» PROBLEM DETAILS
All lines below must be repeated exactly, with the pictures omitted.

========================================

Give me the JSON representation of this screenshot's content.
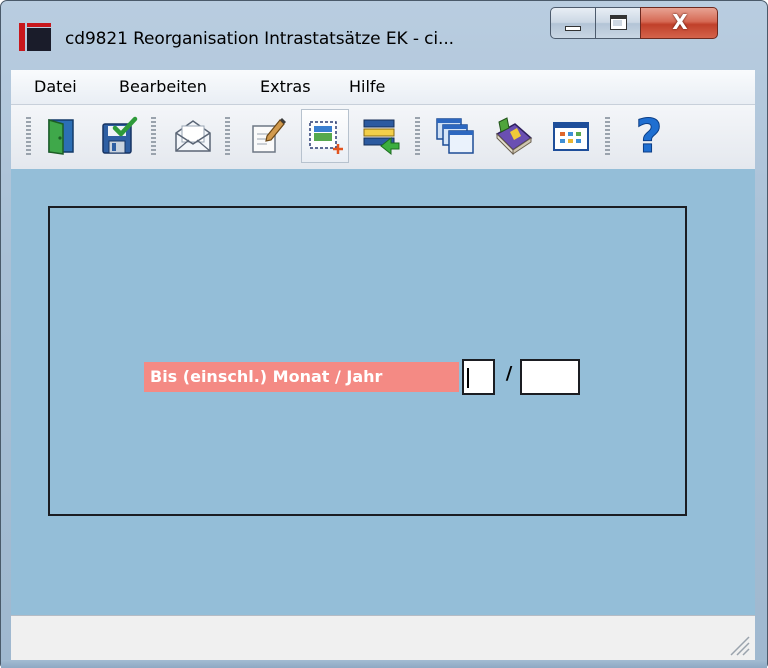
{
  "window": {
    "title": "cd9821 Reorganisation Intrastatsätze EK - ci...",
    "buttons": {
      "minimize": "minimize-icon",
      "maximize": "maximize-icon",
      "close": "close-icon",
      "close_glyph": "X"
    }
  },
  "menu": {
    "items": [
      {
        "label": "Datei"
      },
      {
        "label": "Bearbeiten"
      },
      {
        "label": "Extras"
      },
      {
        "label": "Hilfe"
      }
    ]
  },
  "toolbar": {
    "buttons": [
      {
        "icon": "exit-door-icon"
      },
      {
        "icon": "save-icon"
      },
      {
        "icon": "mail-envelope-icon"
      },
      {
        "icon": "edit-notepad-icon"
      },
      {
        "icon": "new-record-icon",
        "active": true
      },
      {
        "icon": "list-transfer-icon"
      },
      {
        "icon": "windows-stack-icon"
      },
      {
        "icon": "book-icon"
      },
      {
        "icon": "calendar-grid-icon"
      },
      {
        "icon": "help-question-icon",
        "glyph": "?"
      }
    ]
  },
  "form": {
    "label": "Bis (einschl.) Monat / Jahr",
    "separator": "/",
    "month_value": "",
    "year_value": ""
  },
  "colors": {
    "client_background": "#94bed8",
    "label_background": "#f48a84",
    "label_text": "#ffffff"
  }
}
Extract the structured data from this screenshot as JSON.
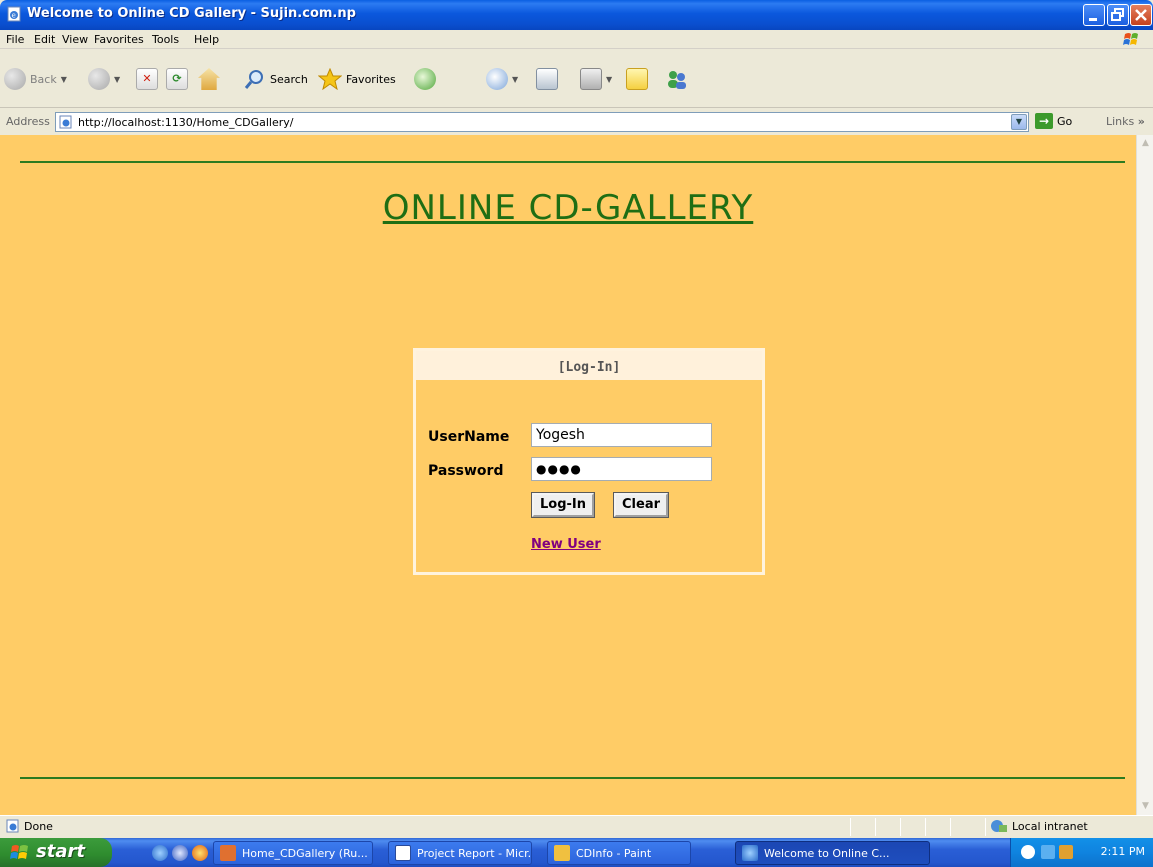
{
  "window": {
    "title": "Welcome to Online CD Gallery - Sujin.com.np"
  },
  "menu": {
    "items": [
      "File",
      "Edit",
      "View",
      "Favorites",
      "Tools",
      "Help"
    ]
  },
  "toolbar": {
    "back_label": "Back",
    "search_label": "Search",
    "favorites_label": "Favorites"
  },
  "address": {
    "label": "Address",
    "url": "http://localhost:1130/Home_CDGallery/",
    "go_label": "Go",
    "links_label": "Links"
  },
  "page": {
    "site_title": "ONLINE CD-GALLERY",
    "login": {
      "heading": "[Log-In]",
      "username_label": "UserName",
      "username_value": "Yogesh",
      "password_label": "Password",
      "password_value": "●●●●",
      "login_button": "Log-In",
      "clear_button": "Clear",
      "new_user_link": "New User"
    }
  },
  "statusbar": {
    "status_text": "Done",
    "zone_text": "Local intranet"
  },
  "taskbar": {
    "start_label": "start",
    "tasks": [
      {
        "label": "Home_CDGallery (Ru..."
      },
      {
        "label": "Project Report - Micr..."
      },
      {
        "label": "CDInfo - Paint"
      },
      {
        "label": "Welcome to Online C..."
      }
    ],
    "clock": "2:11 PM"
  },
  "colors": {
    "page_background": "#FFCC66",
    "title_green": "#1F6E14",
    "link_visited": "#800080"
  }
}
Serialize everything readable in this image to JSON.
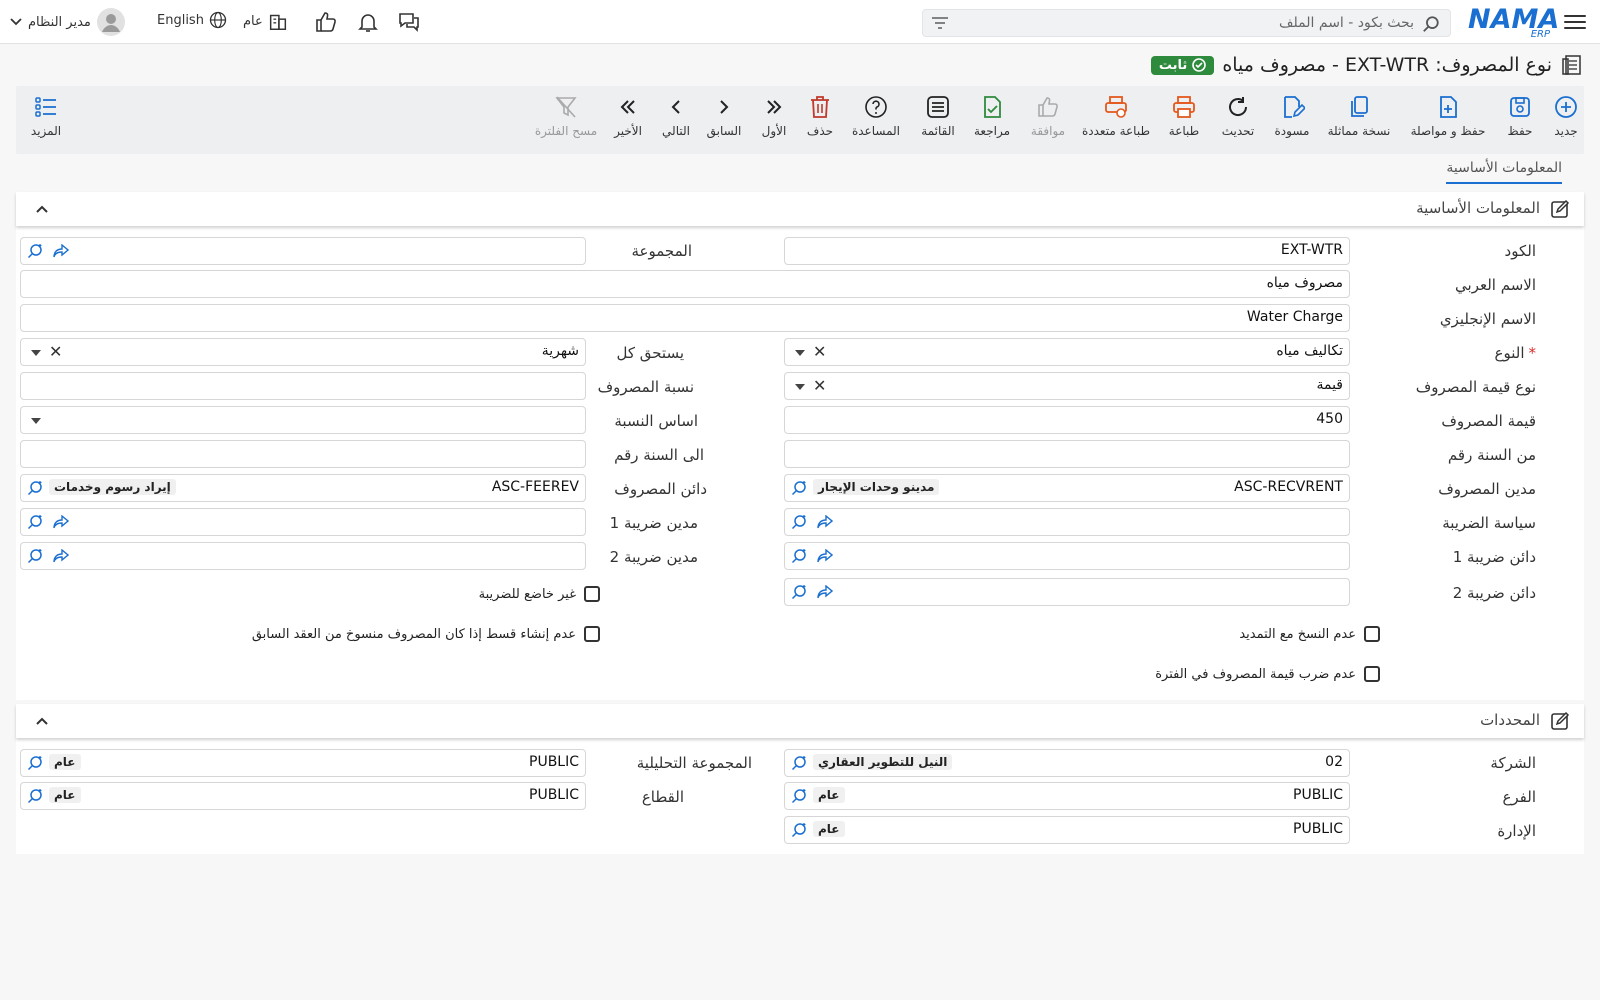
{
  "topbar": {
    "search_placeholder": "بحث بكود - اسم الملف",
    "user_name": "مدير النظام",
    "language": "English",
    "branch": "عام",
    "logo_text": "NAMA",
    "logo_sub": "ERP"
  },
  "header": {
    "title": "نوع المصروف: EXT-WTR - مصروف مياه",
    "status_badge": "ثابت"
  },
  "toolbar": {
    "new": "جديد",
    "save": "حفظ",
    "save_continue": "حفظ و مواصلة",
    "duplicate": "نسخة مماثلة",
    "draft": "مسودة",
    "refresh": "تحديث",
    "print": "طباعة",
    "multi_print": "طباعة متعددة",
    "approve": "موافقة",
    "review": "مراجعة",
    "list": "القائمة",
    "help": "المساعدة",
    "delete": "حذف",
    "first": "الأول",
    "previous": "السابق",
    "next": "التالي",
    "last": "الأخير",
    "clear_filter": "مسح الفلترة",
    "more": "المزيد"
  },
  "tabs": {
    "basic": "المعلومات الأساسية"
  },
  "basic_section": {
    "title": "المعلومات الأساسية",
    "labels": {
      "code": "الكود",
      "group": "المجموعة",
      "arabic_name": "الاسم العربي",
      "english_name": "الاسم الإنجليزي",
      "type": "النوع",
      "due_every": "يستحق كل",
      "value_type": "نوع قيمة المصروف",
      "expense_ratio": "نسبة المصروف",
      "expense_value": "قيمة المصروف",
      "ratio_basis": "اساس النسبة",
      "from_year": "من السنة رقم",
      "to_year": "الى السنة رقم",
      "debit_account": "مدين المصروف",
      "credit_account": "دائن المصروف",
      "tax_policy": "سياسة الضريبة",
      "tax_debit1": "مدين ضريبة 1",
      "tax_credit1": "دائن ضريبة 1",
      "tax_debit2": "مدين ضريبة 2",
      "tax_credit2": "دائن ضريبة 2"
    },
    "values": {
      "code": "EXT-WTR",
      "arabic_name": "مصروف مياه",
      "english_name": "Water Charge",
      "type": "تكاليف مياه",
      "due_every": "شهرية",
      "value_type": "قيمة",
      "expense_value": "450",
      "debit_account_code": "ASC-RECVRENT",
      "debit_account_name": "مدينو وحدات الإيجار",
      "credit_account_code": "ASC-FEEREV",
      "credit_account_name": "إيراد رسوم وخدمات"
    },
    "checkboxes": {
      "not_taxable": "غير خاضع للضريبة",
      "no_installment": "عدم إنشاء قسط إذا كان المصروف منسوخ من العقد السابق",
      "no_copy_renewal": "عدم النسخ مع التمديد",
      "no_multiply_period": "عدم ضرب قيمة المصروف في الفترة"
    }
  },
  "dimensions_section": {
    "title": "المحددات",
    "labels": {
      "company": "الشركة",
      "analysis_group": "المجموعة التحليلية",
      "branch": "الفرع",
      "sector": "القطاع",
      "department": "الإدارة"
    },
    "values": {
      "company_code": "02",
      "company_name": "النيل للتطوير العقاري",
      "analysis_code": "PUBLIC",
      "analysis_name": "عام",
      "branch_code": "PUBLIC",
      "branch_name": "عام",
      "sector_code": "PUBLIC",
      "sector_name": "عام",
      "department_code": "PUBLIC",
      "department_name": "عام"
    }
  },
  "colors": {
    "brand": "#1a6fd1",
    "badge": "#2e8b3d",
    "print": "#e4581c",
    "review": "#2e8b3d",
    "delete": "#c0392b"
  }
}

========================================

» EXPECTED OUTPUT
Give me the JSON representation of this screenshot's content.
{
  "window": {
    "title": "cd9821 Reorganisation Intrastatsätze EK - ci...",
    "buttons": {
      "minimize": "minimize-icon",
      "maximize": "maximize-icon",
      "close": "close-icon",
      "close_glyph": "X"
    }
  },
  "menu": {
    "items": [
      {
        "label": "Datei"
      },
      {
        "label": "Bearbeiten"
      },
      {
        "label": "Extras"
      },
      {
        "label": "Hilfe"
      }
    ]
  },
  "toolbar": {
    "buttons": [
      {
        "icon": "exit-door-icon"
      },
      {
        "icon": "save-icon"
      },
      {
        "icon": "mail-envelope-icon"
      },
      {
        "icon": "edit-notepad-icon"
      },
      {
        "icon": "new-record-icon",
        "active": true
      },
      {
        "icon": "list-transfer-icon"
      },
      {
        "icon": "windows-stack-icon"
      },
      {
        "icon": "book-icon"
      },
      {
        "icon": "calendar-grid-icon"
      },
      {
        "icon": "help-question-icon",
        "glyph": "?"
      }
    ]
  },
  "form": {
    "label": "Bis (einschl.) Monat / Jahr",
    "separator": "/",
    "month_value": "",
    "year_value": ""
  },
  "colors": {
    "client_background": "#94bed8",
    "label_background": "#f48a84",
    "label_text": "#ffffff"
  }
}
Extract the structured data from this screenshot as JSON.
{
  "window": {
    "title": "Welcome to Online CD Gallery - Sujin.com.np"
  },
  "menu": {
    "items": [
      "File",
      "Edit",
      "View",
      "Favorites",
      "Tools",
      "Help"
    ]
  },
  "toolbar": {
    "back_label": "Back",
    "search_label": "Search",
    "favorites_label": "Favorites"
  },
  "address": {
    "label": "Address",
    "url": "http://localhost:1130/Home_CDGallery/",
    "go_label": "Go",
    "links_label": "Links"
  },
  "page": {
    "site_title": "ONLINE CD-GALLERY",
    "login": {
      "heading": "[Log-In]",
      "username_label": "UserName",
      "username_value": "Yogesh",
      "password_label": "Password",
      "password_value": "●●●●",
      "login_button": "Log-In",
      "clear_button": "Clear",
      "new_user_link": "New User"
    }
  },
  "statusbar": {
    "status_text": "Done",
    "zone_text": "Local intranet"
  },
  "taskbar": {
    "start_label": "start",
    "tasks": [
      {
        "label": "Home_CDGallery (Ru..."
      },
      {
        "label": "Project Report - Micr..."
      },
      {
        "label": "CDInfo - Paint"
      },
      {
        "label": "Welcome to Online C..."
      }
    ],
    "clock": "2:11 PM"
  },
  "colors": {
    "page_background": "#FFCC66",
    "title_green": "#1F6E14",
    "link_visited": "#800080"
  }
}
Serialize everything readable in this image to JSON.
{
  "topbar": {
    "search_placeholder": "بحث بكود - اسم الملف",
    "user_name": "مدير النظام",
    "language": "English",
    "branch": "عام",
    "logo_text": "NAMA",
    "logo_sub": "ERP"
  },
  "header": {
    "title": "نوع المصروف: EXT-WTR - مصروف مياه",
    "status_badge": "ثابت"
  },
  "toolbar": {
    "new": "جديد",
    "save": "حفظ",
    "save_continue": "حفظ و مواصلة",
    "duplicate": "نسخة مماثلة",
    "draft": "مسودة",
    "refresh": "تحديث",
    "print": "طباعة",
    "multi_print": "طباعة متعددة",
    "approve": "موافقة",
    "review": "مراجعة",
    "list": "القائمة",
    "help": "المساعدة",
    "delete": "حذف",
    "first": "الأول",
    "previous": "السابق",
    "next": "التالي",
    "last": "الأخير",
    "clear_filter": "مسح الفلترة",
    "more": "المزيد"
  },
  "tabs": {
    "basic": "المعلومات الأساسية"
  },
  "basic_section": {
    "title": "المعلومات الأساسية",
    "labels": {
      "code": "الكود",
      "group": "المجموعة",
      "arabic_name": "الاسم العربي",
      "english_name": "الاسم الإنجليزي",
      "type": "النوع",
      "due_every": "يستحق كل",
      "value_type": "نوع قيمة المصروف",
      "expense_ratio": "نسبة المصروف",
      "expense_value": "قيمة المصروف",
      "ratio_basis": "اساس النسبة",
      "from_year": "من السنة رقم",
      "to_year": "الى السنة رقم",
      "debit_account": "مدين المصروف",
      "credit_account": "دائن المصروف",
      "tax_policy": "سياسة الضريبة",
      "tax_debit1": "مدين ضريبة 1",
      "tax_credit1": "دائن ضريبة 1",
      "tax_debit2": "مدين ضريبة 2",
      "tax_credit2": "دائن ضريبة 2"
    },
    "values": {
      "code": "EXT-WTR",
      "arabic_name": "مصروف مياه",
      "english_name": "Water Charge",
      "type": "تكاليف مياه",
      "due_every": "شهرية",
      "value_type": "قيمة",
      "expense_value": "450",
      "debit_account_code": "ASC-RECVRENT",
      "debit_account_name": "مدينو وحدات الإيجار",
      "credit_account_code": "ASC-FEEREV",
      "credit_account_name": "إيراد رسوم وخدمات"
    },
    "checkboxes": {
      "not_taxable": "غير خاضع للضريبة",
      "no_installment": "عدم إنشاء قسط إذا كان المصروف منسوخ من العقد السابق",
      "no_copy_renewal": "عدم النسخ مع التمديد",
      "no_multiply_period": "عدم ضرب قيمة المصروف في الفترة"
    }
  },
  "dimensions_section": {
    "title": "المحددات",
    "labels": {
      "company": "الشركة",
      "analysis_group": "المجموعة التحليلية",
      "branch": "الفرع",
      "sector": "القطاع",
      "department": "الإدارة"
    },
    "values": {
      "company_code": "02",
      "company_name": "النيل للتطوير العقاري",
      "analysis_code": "PUBLIC",
      "analysis_name": "عام",
      "branch_code": "PUBLIC",
      "branch_name": "عام",
      "sector_code": "PUBLIC",
      "sector_name": "عام",
      "department_code": "PUBLIC",
      "department_name": "عام"
    }
  },
  "colors": {
    "brand": "#1a6fd1",
    "badge": "#2e8b3d",
    "print": "#e4581c",
    "review": "#2e8b3d",
    "delete": "#c0392b"
  }
}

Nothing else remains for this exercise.